Description of the task: Write out every entry, unchanged. Skip any picture.

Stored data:
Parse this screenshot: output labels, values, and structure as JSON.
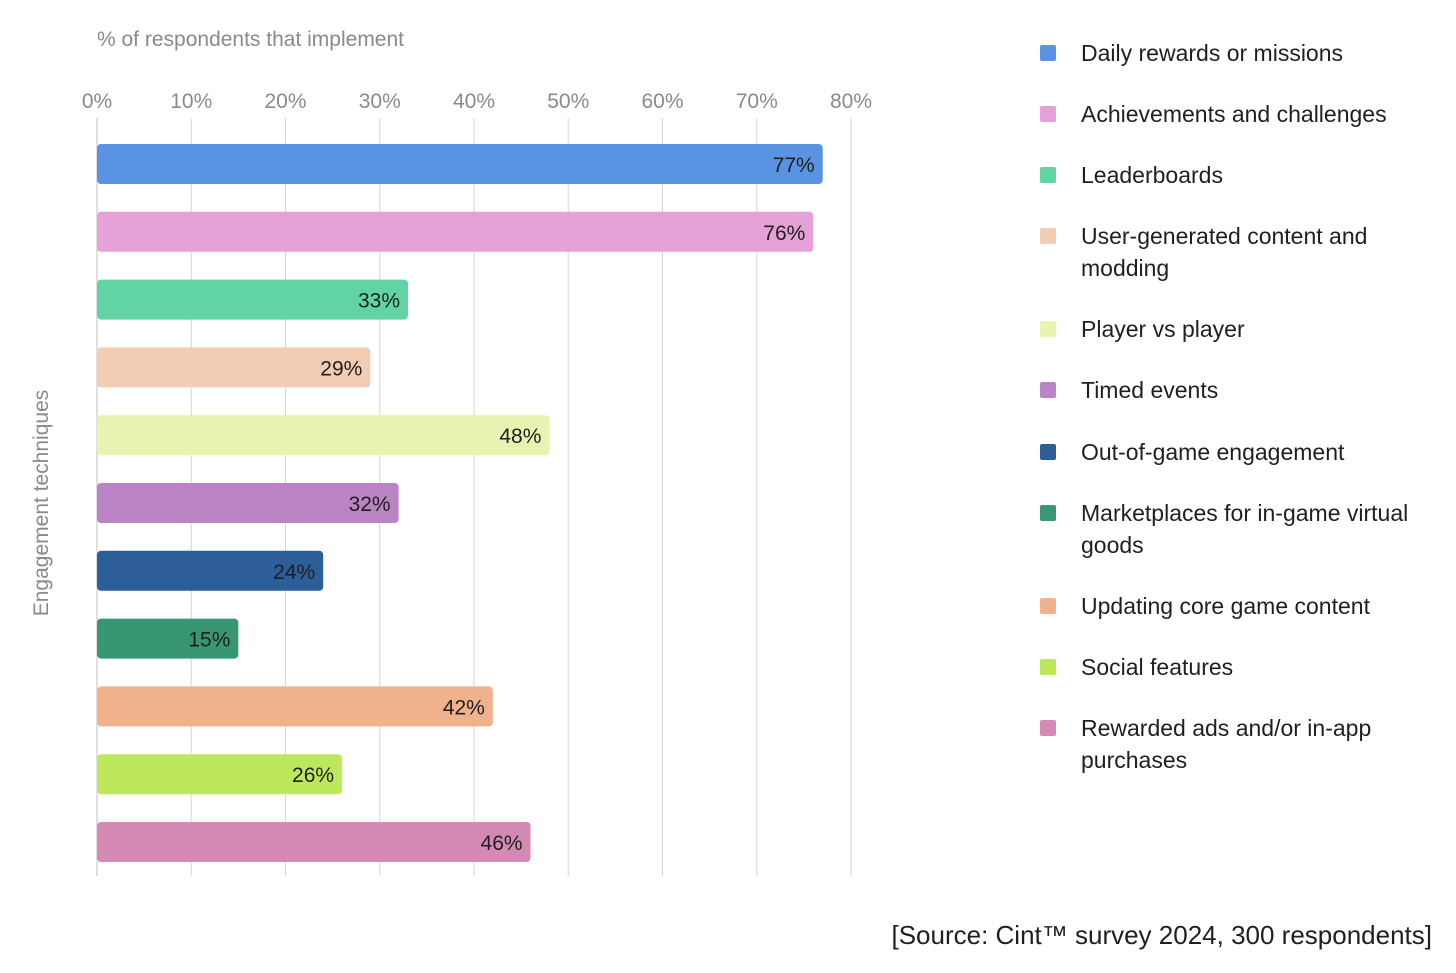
{
  "chart_data": {
    "type": "bar",
    "orientation": "horizontal",
    "title": "",
    "xlabel": "% of respondents that implement",
    "ylabel": "Engagement techniques",
    "xlim": [
      0,
      80
    ],
    "xticks": [
      0,
      10,
      20,
      30,
      40,
      50,
      60,
      70,
      80
    ],
    "tick_suffix": "%",
    "grid": true,
    "legend_position": "right",
    "categories": [
      "Daily rewards or missions",
      "Achievements and challenges",
      "Leaderboards",
      "User-generated content and modding",
      "Player vs player",
      "Timed events",
      "Out-of-game engagement",
      "Marketplaces for in-game virtual goods",
      "Updating core game content",
      "Social features",
      "Rewarded ads and/or in-app purchases"
    ],
    "values": [
      77,
      76,
      33,
      29,
      48,
      32,
      24,
      15,
      42,
      26,
      46
    ],
    "value_labels": [
      "77%",
      "76%",
      "33%",
      "29%",
      "48%",
      "32%",
      "24%",
      "15%",
      "42%",
      "26%",
      "46%"
    ],
    "colors": [
      "#5b93e3",
      "#e4a2d8",
      "#62d3a2",
      "#f2cdb4",
      "#e8f2b1",
      "#b983c4",
      "#2c5e99",
      "#389772",
      "#f0b28c",
      "#bde85b",
      "#d48ab4"
    ]
  },
  "legend": {
    "items": [
      "Daily rewards or missions",
      "Achievements and challenges",
      "Leaderboards",
      "User-generated content and modding",
      "Player vs player",
      "Timed events",
      "Out-of-game engagement",
      "Marketplaces for in-game virtual goods",
      "Updating core game content",
      "Social features",
      "Rewarded ads and/or in-app purchases"
    ]
  },
  "source_note": "[Source: Cint™ survey 2024, 300 respondents]",
  "colors": {
    "grid": "#d6d6d6",
    "axis_text": "#8a8a8a",
    "label_text": "#1f1f1f"
  }
}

Exercise response:
Parse this screenshot: output labels, values, and structure as JSON.
{
  "chart_data": {
    "type": "bar",
    "orientation": "horizontal",
    "title": "",
    "xlabel": "% of respondents that implement",
    "ylabel": "Engagement techniques",
    "xlim": [
      0,
      80
    ],
    "xticks": [
      0,
      10,
      20,
      30,
      40,
      50,
      60,
      70,
      80
    ],
    "tick_suffix": "%",
    "grid": true,
    "legend_position": "right",
    "categories": [
      "Daily rewards or missions",
      "Achievements and challenges",
      "Leaderboards",
      "User-generated content and modding",
      "Player vs player",
      "Timed events",
      "Out-of-game engagement",
      "Marketplaces for in-game virtual goods",
      "Updating core game content",
      "Social features",
      "Rewarded ads and/or in-app purchases"
    ],
    "values": [
      77,
      76,
      33,
      29,
      48,
      32,
      24,
      15,
      42,
      26,
      46
    ],
    "value_labels": [
      "77%",
      "76%",
      "33%",
      "29%",
      "48%",
      "32%",
      "24%",
      "15%",
      "42%",
      "26%",
      "46%"
    ],
    "colors": [
      "#5b93e3",
      "#e4a2d8",
      "#62d3a2",
      "#f2cdb4",
      "#e8f2b1",
      "#b983c4",
      "#2c5e99",
      "#389772",
      "#f0b28c",
      "#bde85b",
      "#d48ab4"
    ]
  },
  "legend": {
    "items": [
      "Daily rewards or missions",
      "Achievements and challenges",
      "Leaderboards",
      "User-generated content and modding",
      "Player vs player",
      "Timed events",
      "Out-of-game engagement",
      "Marketplaces for in-game virtual goods",
      "Updating core game content",
      "Social features",
      "Rewarded ads and/or in-app purchases"
    ]
  },
  "source_note": "[Source: Cint™ survey 2024, 300 respondents]",
  "colors": {
    "grid": "#d6d6d6",
    "axis_text": "#8a8a8a",
    "label_text": "#1f1f1f"
  }
}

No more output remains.